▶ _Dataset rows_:
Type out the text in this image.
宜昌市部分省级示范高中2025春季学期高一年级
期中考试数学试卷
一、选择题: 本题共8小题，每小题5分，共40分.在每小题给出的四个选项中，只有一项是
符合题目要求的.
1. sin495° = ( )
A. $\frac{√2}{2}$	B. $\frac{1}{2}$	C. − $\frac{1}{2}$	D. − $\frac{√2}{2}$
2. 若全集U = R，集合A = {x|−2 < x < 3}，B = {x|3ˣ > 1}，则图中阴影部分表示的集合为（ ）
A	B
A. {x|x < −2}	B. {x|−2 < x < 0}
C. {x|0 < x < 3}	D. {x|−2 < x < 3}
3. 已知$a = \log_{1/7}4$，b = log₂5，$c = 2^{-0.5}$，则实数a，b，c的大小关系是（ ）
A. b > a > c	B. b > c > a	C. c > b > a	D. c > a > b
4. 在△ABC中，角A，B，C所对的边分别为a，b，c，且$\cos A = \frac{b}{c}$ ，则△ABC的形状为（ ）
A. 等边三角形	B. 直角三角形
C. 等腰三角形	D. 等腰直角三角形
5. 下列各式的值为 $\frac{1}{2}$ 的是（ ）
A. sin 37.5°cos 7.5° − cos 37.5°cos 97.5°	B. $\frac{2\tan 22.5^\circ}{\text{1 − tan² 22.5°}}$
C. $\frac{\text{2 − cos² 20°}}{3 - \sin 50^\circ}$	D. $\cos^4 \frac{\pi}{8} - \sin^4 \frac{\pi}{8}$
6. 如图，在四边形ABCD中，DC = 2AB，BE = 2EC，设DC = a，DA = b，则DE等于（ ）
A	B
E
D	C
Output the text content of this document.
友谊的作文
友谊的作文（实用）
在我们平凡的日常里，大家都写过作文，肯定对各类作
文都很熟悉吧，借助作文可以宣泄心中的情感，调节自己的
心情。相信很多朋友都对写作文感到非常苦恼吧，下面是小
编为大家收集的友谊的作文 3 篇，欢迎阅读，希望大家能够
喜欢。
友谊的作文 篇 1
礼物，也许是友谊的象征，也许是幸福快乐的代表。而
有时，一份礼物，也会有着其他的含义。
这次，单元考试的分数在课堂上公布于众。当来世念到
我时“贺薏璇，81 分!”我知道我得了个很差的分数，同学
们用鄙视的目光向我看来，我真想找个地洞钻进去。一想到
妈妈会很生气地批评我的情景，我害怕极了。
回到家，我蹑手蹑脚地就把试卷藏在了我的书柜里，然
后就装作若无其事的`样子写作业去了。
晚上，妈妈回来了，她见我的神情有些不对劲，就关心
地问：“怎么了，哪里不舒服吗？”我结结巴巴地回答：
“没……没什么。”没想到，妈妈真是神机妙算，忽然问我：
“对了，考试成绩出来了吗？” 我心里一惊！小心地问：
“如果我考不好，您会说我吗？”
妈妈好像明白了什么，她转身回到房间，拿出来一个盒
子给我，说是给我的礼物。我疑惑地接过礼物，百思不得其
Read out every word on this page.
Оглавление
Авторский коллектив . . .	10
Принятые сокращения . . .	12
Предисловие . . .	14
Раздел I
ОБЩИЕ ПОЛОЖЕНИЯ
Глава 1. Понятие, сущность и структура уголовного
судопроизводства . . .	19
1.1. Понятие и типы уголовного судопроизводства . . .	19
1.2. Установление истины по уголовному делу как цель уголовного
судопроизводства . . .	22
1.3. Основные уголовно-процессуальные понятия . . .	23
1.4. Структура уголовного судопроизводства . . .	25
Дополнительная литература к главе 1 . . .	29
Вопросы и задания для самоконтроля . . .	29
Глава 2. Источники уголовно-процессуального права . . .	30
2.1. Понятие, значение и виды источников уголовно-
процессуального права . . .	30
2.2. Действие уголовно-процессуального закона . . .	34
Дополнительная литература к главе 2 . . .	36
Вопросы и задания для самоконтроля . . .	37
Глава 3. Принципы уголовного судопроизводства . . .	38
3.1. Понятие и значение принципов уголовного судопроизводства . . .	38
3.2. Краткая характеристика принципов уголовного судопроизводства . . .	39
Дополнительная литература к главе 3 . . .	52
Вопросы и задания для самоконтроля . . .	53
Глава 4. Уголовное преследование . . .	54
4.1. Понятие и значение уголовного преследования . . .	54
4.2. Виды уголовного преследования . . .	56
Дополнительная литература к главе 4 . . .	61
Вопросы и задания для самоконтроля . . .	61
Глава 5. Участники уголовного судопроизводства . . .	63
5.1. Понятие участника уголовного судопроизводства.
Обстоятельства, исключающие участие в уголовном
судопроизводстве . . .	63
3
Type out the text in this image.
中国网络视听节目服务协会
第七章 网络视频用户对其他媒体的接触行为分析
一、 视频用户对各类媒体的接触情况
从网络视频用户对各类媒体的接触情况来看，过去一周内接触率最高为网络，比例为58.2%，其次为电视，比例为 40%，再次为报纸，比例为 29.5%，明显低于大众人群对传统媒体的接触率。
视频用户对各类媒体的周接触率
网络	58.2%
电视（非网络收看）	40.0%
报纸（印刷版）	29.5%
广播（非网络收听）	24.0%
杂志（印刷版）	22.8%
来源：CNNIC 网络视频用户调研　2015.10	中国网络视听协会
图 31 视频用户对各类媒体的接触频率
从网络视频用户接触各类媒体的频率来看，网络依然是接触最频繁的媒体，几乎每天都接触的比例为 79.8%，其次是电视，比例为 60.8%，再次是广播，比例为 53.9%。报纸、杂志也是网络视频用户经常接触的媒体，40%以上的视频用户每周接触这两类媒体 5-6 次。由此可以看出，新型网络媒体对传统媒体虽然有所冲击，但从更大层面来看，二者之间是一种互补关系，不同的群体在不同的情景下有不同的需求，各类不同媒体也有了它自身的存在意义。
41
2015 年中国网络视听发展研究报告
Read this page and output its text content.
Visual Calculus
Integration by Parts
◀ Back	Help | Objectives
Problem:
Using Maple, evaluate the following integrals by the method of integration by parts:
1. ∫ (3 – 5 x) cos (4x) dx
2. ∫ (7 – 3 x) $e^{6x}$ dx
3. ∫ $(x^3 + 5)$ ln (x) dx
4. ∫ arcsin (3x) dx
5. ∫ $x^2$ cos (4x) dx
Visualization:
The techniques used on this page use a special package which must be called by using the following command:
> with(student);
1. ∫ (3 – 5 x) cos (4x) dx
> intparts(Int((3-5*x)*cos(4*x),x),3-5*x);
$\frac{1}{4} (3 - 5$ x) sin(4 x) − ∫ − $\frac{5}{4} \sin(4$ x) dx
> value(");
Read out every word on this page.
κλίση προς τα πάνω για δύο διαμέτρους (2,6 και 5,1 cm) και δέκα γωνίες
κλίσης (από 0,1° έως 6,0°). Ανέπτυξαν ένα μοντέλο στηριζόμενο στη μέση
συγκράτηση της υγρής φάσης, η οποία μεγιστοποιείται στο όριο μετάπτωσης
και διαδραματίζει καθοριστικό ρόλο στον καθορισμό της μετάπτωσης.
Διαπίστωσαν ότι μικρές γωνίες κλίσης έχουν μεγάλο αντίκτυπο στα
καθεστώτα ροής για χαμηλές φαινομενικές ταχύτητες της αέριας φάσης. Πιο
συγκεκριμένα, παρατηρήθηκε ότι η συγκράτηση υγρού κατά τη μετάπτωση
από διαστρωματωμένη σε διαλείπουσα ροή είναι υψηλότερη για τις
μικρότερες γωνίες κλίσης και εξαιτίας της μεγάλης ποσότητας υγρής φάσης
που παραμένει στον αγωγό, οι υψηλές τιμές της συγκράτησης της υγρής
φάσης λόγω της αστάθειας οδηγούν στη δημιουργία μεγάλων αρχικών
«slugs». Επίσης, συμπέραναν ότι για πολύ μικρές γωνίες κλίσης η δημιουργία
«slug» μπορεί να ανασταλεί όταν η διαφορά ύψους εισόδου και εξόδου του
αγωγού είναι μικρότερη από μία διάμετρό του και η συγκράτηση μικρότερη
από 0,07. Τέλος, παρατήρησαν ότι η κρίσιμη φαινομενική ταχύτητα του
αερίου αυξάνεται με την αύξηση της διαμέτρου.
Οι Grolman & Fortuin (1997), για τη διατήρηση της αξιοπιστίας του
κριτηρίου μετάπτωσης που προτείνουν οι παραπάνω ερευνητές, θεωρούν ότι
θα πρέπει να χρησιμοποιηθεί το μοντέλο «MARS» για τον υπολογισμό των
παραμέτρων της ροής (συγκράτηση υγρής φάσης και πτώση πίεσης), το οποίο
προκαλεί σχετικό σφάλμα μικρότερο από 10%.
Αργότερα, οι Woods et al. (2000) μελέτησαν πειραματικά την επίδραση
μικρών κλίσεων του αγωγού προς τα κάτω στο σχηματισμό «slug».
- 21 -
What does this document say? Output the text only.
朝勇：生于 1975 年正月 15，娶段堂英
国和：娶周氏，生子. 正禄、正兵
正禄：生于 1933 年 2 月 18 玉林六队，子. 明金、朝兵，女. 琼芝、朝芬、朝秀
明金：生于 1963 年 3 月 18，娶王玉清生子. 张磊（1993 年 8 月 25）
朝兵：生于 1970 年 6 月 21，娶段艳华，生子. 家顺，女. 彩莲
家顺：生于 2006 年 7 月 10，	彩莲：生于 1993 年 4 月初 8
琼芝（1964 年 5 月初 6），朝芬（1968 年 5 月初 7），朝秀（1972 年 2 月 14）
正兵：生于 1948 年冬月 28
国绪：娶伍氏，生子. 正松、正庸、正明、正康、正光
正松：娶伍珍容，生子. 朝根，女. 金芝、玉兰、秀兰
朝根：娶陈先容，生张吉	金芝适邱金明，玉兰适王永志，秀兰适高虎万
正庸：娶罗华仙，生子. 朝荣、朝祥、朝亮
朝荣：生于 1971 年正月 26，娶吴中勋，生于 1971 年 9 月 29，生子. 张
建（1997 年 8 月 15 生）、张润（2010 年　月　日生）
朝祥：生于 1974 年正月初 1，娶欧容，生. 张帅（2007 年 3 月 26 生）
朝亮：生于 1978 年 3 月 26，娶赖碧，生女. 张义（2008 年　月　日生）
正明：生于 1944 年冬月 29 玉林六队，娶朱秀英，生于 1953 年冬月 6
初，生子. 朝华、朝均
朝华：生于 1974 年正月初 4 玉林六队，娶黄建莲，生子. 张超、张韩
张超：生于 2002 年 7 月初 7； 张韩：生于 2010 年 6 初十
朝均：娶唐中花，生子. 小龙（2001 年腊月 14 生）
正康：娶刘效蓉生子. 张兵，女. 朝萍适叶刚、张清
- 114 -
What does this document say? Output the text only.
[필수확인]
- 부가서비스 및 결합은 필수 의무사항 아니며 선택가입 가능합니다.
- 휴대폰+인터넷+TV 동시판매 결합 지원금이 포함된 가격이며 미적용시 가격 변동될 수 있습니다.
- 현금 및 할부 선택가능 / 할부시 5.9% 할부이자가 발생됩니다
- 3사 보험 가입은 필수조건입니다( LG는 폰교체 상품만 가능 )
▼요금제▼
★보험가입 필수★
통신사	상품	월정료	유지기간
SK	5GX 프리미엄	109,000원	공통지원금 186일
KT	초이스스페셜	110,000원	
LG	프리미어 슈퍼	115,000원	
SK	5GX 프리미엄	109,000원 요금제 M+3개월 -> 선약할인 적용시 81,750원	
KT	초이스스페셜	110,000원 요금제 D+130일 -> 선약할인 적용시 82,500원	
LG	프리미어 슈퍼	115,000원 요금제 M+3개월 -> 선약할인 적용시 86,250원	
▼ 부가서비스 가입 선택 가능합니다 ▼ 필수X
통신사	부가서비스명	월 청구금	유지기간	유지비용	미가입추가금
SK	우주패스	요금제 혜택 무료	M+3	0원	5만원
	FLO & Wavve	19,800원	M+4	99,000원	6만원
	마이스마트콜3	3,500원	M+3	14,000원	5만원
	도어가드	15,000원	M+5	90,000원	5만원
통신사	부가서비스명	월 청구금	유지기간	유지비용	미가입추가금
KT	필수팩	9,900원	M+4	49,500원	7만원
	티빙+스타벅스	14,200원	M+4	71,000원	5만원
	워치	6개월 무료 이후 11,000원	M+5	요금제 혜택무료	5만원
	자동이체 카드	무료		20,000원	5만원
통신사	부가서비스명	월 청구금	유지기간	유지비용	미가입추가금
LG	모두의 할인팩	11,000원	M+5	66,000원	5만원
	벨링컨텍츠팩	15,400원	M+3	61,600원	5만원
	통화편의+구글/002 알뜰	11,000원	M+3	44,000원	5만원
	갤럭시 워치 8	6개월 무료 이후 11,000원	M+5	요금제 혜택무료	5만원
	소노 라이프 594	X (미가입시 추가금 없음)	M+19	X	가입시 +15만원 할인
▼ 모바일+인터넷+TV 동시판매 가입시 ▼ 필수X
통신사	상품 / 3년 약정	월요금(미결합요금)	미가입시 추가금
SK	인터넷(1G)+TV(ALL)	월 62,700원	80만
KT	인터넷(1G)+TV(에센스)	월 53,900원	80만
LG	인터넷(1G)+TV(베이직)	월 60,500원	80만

▶ _Set problem_: Tally the lines of the material above that contain the word "μικρές" and report the total alone.

▶ _Output of the exercise_: 2